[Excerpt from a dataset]

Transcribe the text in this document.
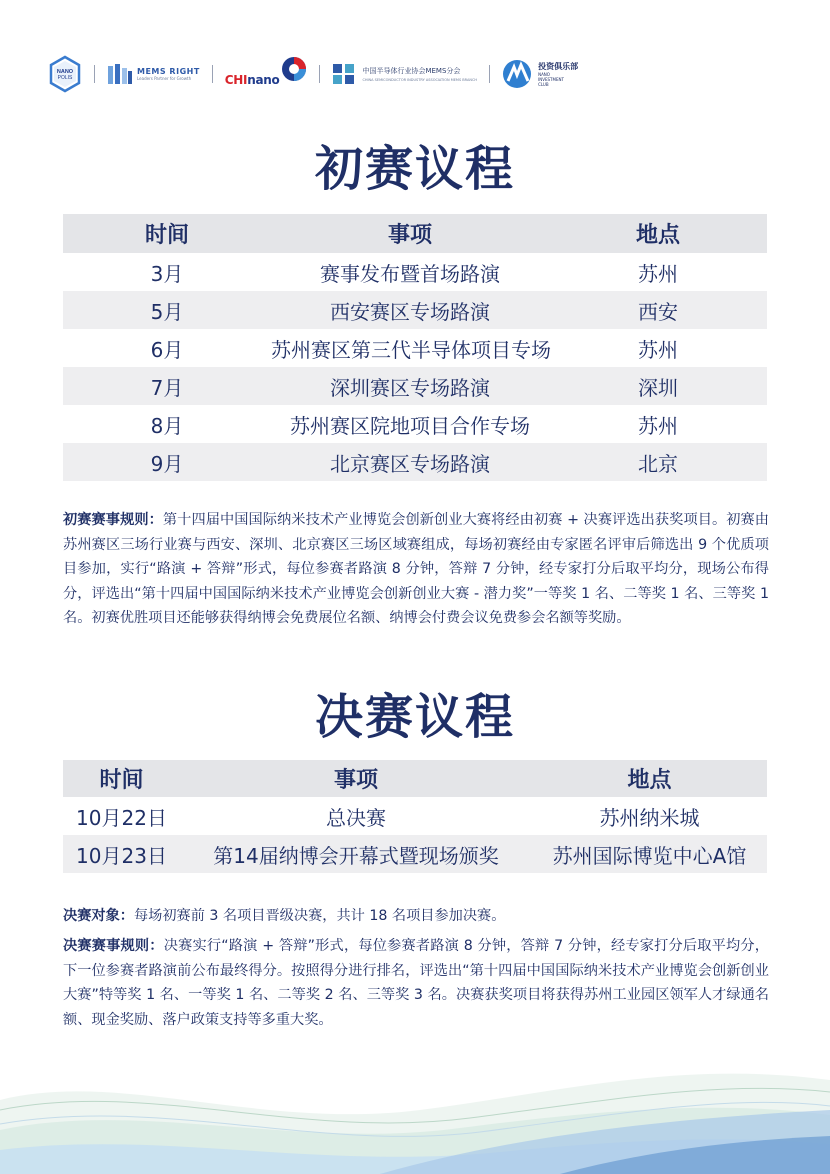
NANO
POLIS
MEMS RIGHT
Leaders Partner for Growth	CHInano
中国半导体行业协会MEMS分会
CHINA SEMICONDUCTOR INDUSTRY ASSOCIATION MEMS BRANCH
投资俱乐部
NANO
INVESTMENT
CLUB
初赛议程
时间	事项	地点
3月	赛事发布暨首场路演	苏州
5月	西安赛区专场路演	西安
6月	苏州赛区第三代半导体项目专场	苏州
7月	深圳赛区专场路演	深圳
8月	苏州赛区院地项目合作专场	苏州
9月	北京赛区专场路演	北京
初赛赛事规则：第十四届中国国际纳米技术产业博览会创新创业大赛将经由初赛 + 决赛评选出获奖项目。初赛由苏州赛区三场行业赛与西安、深圳、北京赛区三场区域赛组成，每场初赛经由专家匿名评审后筛选出 9 个优质项目参加，实行“路演 + 答辩”形式，每位参赛者路演 8 分钟，答辩 7 分钟，经专家打分后取平均分，现场公布得分，评选出“第十四届中国国际纳米技术产业博览会创新创业大赛 - 潜力奖”一等奖 1 名、二等奖 1 名、三等奖 1 名。初赛优胜项目还能够获得纳博会免费展位名额、纳博会付费会议免费参会名额等奖励。
决赛议程
时间	事项	地点
10月22日	总决赛	苏州纳米城
10月23日	第14届纳博会开幕式暨现场颁奖	苏州国际博览中心A馆
决赛对象：每场初赛前 3 名项目晋级决赛，共计 18 名项目参加决赛。
决赛赛事规则：决赛实行“路演 + 答辩”形式，每位参赛者路演 8 分钟，答辩 7 分钟，经专家打分后取平均分，下一位参赛者路演前公布最终得分。按照得分进行排名，评选出“第十四届中国国际纳米技术产业博览会创新创业大赛”特等奖 1 名、一等奖 1 名、二等奖 2 名、三等奖 3 名。决赛获奖项目将获得苏州工业园区领军人才绿通名额、现金奖励、落户政策支持等多重大奖。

- What you need to do -
Out of the records, collect only those lines that contain the string "第十四届中国国际纳米技术产业博览会创新创业大赛".

- The completed task -
初赛赛事规则：第十四届中国国际纳米技术产业博览会创新创业大赛将经由初赛 + 决赛评选出获奖项目。初赛由苏州赛区三场行业赛与西安、深圳、北京赛区三场区域赛组成，每场初赛经由专家匿名评审后筛选出 9 个优质项目参加，实行“路演 + 答辩”形式，每位参赛者路演 8 分钟，答辩 7 分钟，经专家打分后取平均分，现场公布得分，评选出“第十四届中国国际纳米技术产业博览会创新创业大赛 - 潜力奖”一等奖 1 名、二等奖 1 名、三等奖 1 名。初赛优胜项目还能够获得纳博会免费展位名额、纳博会付费会议免费参会名额等奖励。
决赛赛事规则：决赛实行“路演 + 答辩”形式，每位参赛者路演 8 分钟，答辩 7 分钟，经专家打分后取平均分，下一位参赛者路演前公布最终得分。按照得分进行排名，评选出“第十四届中国国际纳米技术产业博览会创新创业大赛”特等奖 1 名、一等奖 1 名、二等奖 2 名、三等奖 3 名。决赛获奖项目将获得苏州工业园区领军人才绿通名额、现金奖励、落户政策支持等多重大奖。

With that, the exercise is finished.